* TASK INPUTS
[START]
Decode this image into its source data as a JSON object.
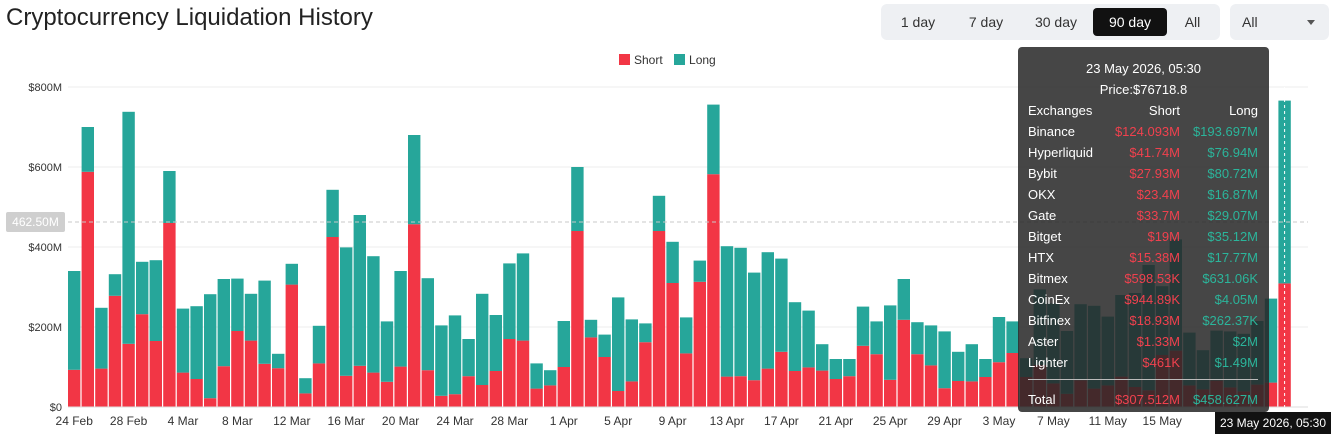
{
  "title": "Cryptocurrency Liquidation History",
  "range_buttons": [
    "1 day",
    "7 day",
    "30 day",
    "90 day",
    "All"
  ],
  "active_range": "90 day",
  "dropdown_value": "All",
  "legend": {
    "short": "Short",
    "long": "Long"
  },
  "colors": {
    "short": "#f23645",
    "long": "#26a69a"
  },
  "crosshair_y_label": "462.50M",
  "crosshair_x_label": "23 May 2026, 05:30",
  "tooltip": {
    "time": "23 May 2026, 05:30",
    "price": "Price:$76718.8",
    "header": {
      "exchange": "Exchanges",
      "short": "Short",
      "long": "Long"
    },
    "rows": [
      {
        "exchange": "Binance",
        "short": "$124.093M",
        "long": "$193.697M"
      },
      {
        "exchange": "Hyperliquid",
        "short": "$41.74M",
        "long": "$76.94M"
      },
      {
        "exchange": "Bybit",
        "short": "$27.93M",
        "long": "$80.72M"
      },
      {
        "exchange": "OKX",
        "short": "$23.4M",
        "long": "$16.87M"
      },
      {
        "exchange": "Gate",
        "short": "$33.7M",
        "long": "$29.07M"
      },
      {
        "exchange": "Bitget",
        "short": "$19M",
        "long": "$35.12M"
      },
      {
        "exchange": "HTX",
        "short": "$15.38M",
        "long": "$17.77M"
      },
      {
        "exchange": "Bitmex",
        "short": "$598.53K",
        "long": "$631.06K"
      },
      {
        "exchange": "CoinEx",
        "short": "$944.89K",
        "long": "$4.05M"
      },
      {
        "exchange": "Bitfinex",
        "short": "$18.93M",
        "long": "$262.37K"
      },
      {
        "exchange": "Aster",
        "short": "$1.33M",
        "long": "$2M"
      },
      {
        "exchange": "Lighter",
        "short": "$461K",
        "long": "$1.49M"
      }
    ],
    "total": {
      "label": "Total",
      "short": "$307.512M",
      "long": "$458.627M"
    }
  },
  "chart_data": {
    "type": "bar",
    "stacked": true,
    "ylim": [
      0,
      800
    ],
    "y_ticks": [
      "$0",
      "$200M",
      "$400M",
      "$600M",
      "$800M"
    ],
    "x_tick_labels": [
      "24 Feb",
      "28 Feb",
      "4 Mar",
      "8 Mar",
      "12 Mar",
      "16 Mar",
      "20 Mar",
      "24 Mar",
      "28 Mar",
      "1 Apr",
      "5 Apr",
      "9 Apr",
      "13 Apr",
      "17 Apr",
      "21 Apr",
      "25 Apr",
      "29 Apr",
      "3 May",
      "7 May",
      "11 May",
      "15 May"
    ],
    "units": "$M",
    "series": [
      {
        "name": "Short",
        "values": [
          93,
          588,
          96,
          278,
          158,
          232,
          165,
          460,
          86,
          70,
          22,
          102,
          190,
          166,
          108,
          97,
          306,
          34,
          109,
          425,
          78,
          103,
          86,
          63,
          101,
          457,
          92,
          28,
          32,
          77,
          55,
          90,
          170,
          166,
          46,
          54,
          100,
          440,
          174,
          125,
          40,
          64,
          162,
          440,
          310,
          134,
          313,
          582,
          76,
          77,
          67,
          96,
          138,
          90,
          99,
          91,
          70,
          77,
          153,
          132,
          68,
          218,
          132,
          104,
          47,
          65,
          64,
          75,
          112,
          135,
          75,
          105,
          59,
          33,
          67,
          46,
          54,
          76,
          50,
          42,
          130,
          141,
          54,
          44,
          66,
          49,
          39,
          56,
          61,
          309
        ],
        "ubound_note": "short values in $M"
      },
      {
        "name": "Long",
        "values": [
          247,
          112,
          152,
          54,
          580,
          131,
          202,
          130,
          160,
          182,
          260,
          218,
          131,
          117,
          208,
          36,
          52,
          38,
          94,
          118,
          321,
          377,
          291,
          151,
          239,
          223,
          230,
          176,
          197,
          93,
          228,
          140,
          189,
          218,
          63,
          38,
          115,
          160,
          44,
          56,
          234,
          155,
          47,
          88,
          103,
          90,
          53,
          174,
          326,
          321,
          269,
          291,
          233,
          172,
          142,
          66,
          50,
          43,
          98,
          82,
          186,
          102,
          80,
          100,
          142,
          73,
          93,
          45,
          113,
          79,
          47,
          189,
          200,
          157,
          190,
          207,
          172,
          204,
          235,
          313,
          172,
          278,
          132,
          98,
          125,
          140,
          144,
          159,
          210,
          457
        ],
        "note": "long values in $M"
      }
    ]
  }
}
[END]
* AIM
Leave out the pictures and transcribe everything else exactly.

* FINAL ANSWER
Decode this image into its source data as a JSON object.
{
  "title": "Cryptocurrency Liquidation History",
  "range_buttons": [
    "1 day",
    "7 day",
    "30 day",
    "90 day",
    "All"
  ],
  "active_range": "90 day",
  "dropdown_value": "All",
  "legend": {
    "short": "Short",
    "long": "Long"
  },
  "colors": {
    "short": "#f23645",
    "long": "#26a69a"
  },
  "crosshair_y_label": "462.50M",
  "crosshair_x_label": "23 May 2026, 05:30",
  "tooltip": {
    "time": "23 May 2026, 05:30",
    "price": "Price:$76718.8",
    "header": {
      "exchange": "Exchanges",
      "short": "Short",
      "long": "Long"
    },
    "rows": [
      {
        "exchange": "Binance",
        "short": "$124.093M",
        "long": "$193.697M"
      },
      {
        "exchange": "Hyperliquid",
        "short": "$41.74M",
        "long": "$76.94M"
      },
      {
        "exchange": "Bybit",
        "short": "$27.93M",
        "long": "$80.72M"
      },
      {
        "exchange": "OKX",
        "short": "$23.4M",
        "long": "$16.87M"
      },
      {
        "exchange": "Gate",
        "short": "$33.7M",
        "long": "$29.07M"
      },
      {
        "exchange": "Bitget",
        "short": "$19M",
        "long": "$35.12M"
      },
      {
        "exchange": "HTX",
        "short": "$15.38M",
        "long": "$17.77M"
      },
      {
        "exchange": "Bitmex",
        "short": "$598.53K",
        "long": "$631.06K"
      },
      {
        "exchange": "CoinEx",
        "short": "$944.89K",
        "long": "$4.05M"
      },
      {
        "exchange": "Bitfinex",
        "short": "$18.93M",
        "long": "$262.37K"
      },
      {
        "exchange": "Aster",
        "short": "$1.33M",
        "long": "$2M"
      },
      {
        "exchange": "Lighter",
        "short": "$461K",
        "long": "$1.49M"
      }
    ],
    "total": {
      "label": "Total",
      "short": "$307.512M",
      "long": "$458.627M"
    }
  },
  "chart_data": {
    "type": "bar",
    "stacked": true,
    "ylim": [
      0,
      800
    ],
    "y_ticks": [
      "$0",
      "$200M",
      "$400M",
      "$600M",
      "$800M"
    ],
    "x_tick_labels": [
      "24 Feb",
      "28 Feb",
      "4 Mar",
      "8 Mar",
      "12 Mar",
      "16 Mar",
      "20 Mar",
      "24 Mar",
      "28 Mar",
      "1 Apr",
      "5 Apr",
      "9 Apr",
      "13 Apr",
      "17 Apr",
      "21 Apr",
      "25 Apr",
      "29 Apr",
      "3 May",
      "7 May",
      "11 May",
      "15 May"
    ],
    "units": "$M",
    "series": [
      {
        "name": "Short",
        "values": [
          93,
          588,
          96,
          278,
          158,
          232,
          165,
          460,
          86,
          70,
          22,
          102,
          190,
          166,
          108,
          97,
          306,
          34,
          109,
          425,
          78,
          103,
          86,
          63,
          101,
          457,
          92,
          28,
          32,
          77,
          55,
          90,
          170,
          166,
          46,
          54,
          100,
          440,
          174,
          125,
          40,
          64,
          162,
          440,
          310,
          134,
          313,
          582,
          76,
          77,
          67,
          96,
          138,
          90,
          99,
          91,
          70,
          77,
          153,
          132,
          68,
          218,
          132,
          104,
          47,
          65,
          64,
          75,
          112,
          135,
          75,
          105,
          59,
          33,
          67,
          46,
          54,
          76,
          50,
          42,
          130,
          141,
          54,
          44,
          66,
          49,
          39,
          56,
          61,
          309
        ],
        "ubound_note": "short values in $M"
      },
      {
        "name": "Long",
        "values": [
          247,
          112,
          152,
          54,
          580,
          131,
          202,
          130,
          160,
          182,
          260,
          218,
          131,
          117,
          208,
          36,
          52,
          38,
          94,
          118,
          321,
          377,
          291,
          151,
          239,
          223,
          230,
          176,
          197,
          93,
          228,
          140,
          189,
          218,
          63,
          38,
          115,
          160,
          44,
          56,
          234,
          155,
          47,
          88,
          103,
          90,
          53,
          174,
          326,
          321,
          269,
          291,
          233,
          172,
          142,
          66,
          50,
          43,
          98,
          82,
          186,
          102,
          80,
          100,
          142,
          73,
          93,
          45,
          113,
          79,
          47,
          189,
          200,
          157,
          190,
          207,
          172,
          204,
          235,
          313,
          172,
          278,
          132,
          98,
          125,
          140,
          144,
          159,
          210,
          457
        ],
        "note": "long values in $M"
      }
    ]
  }
}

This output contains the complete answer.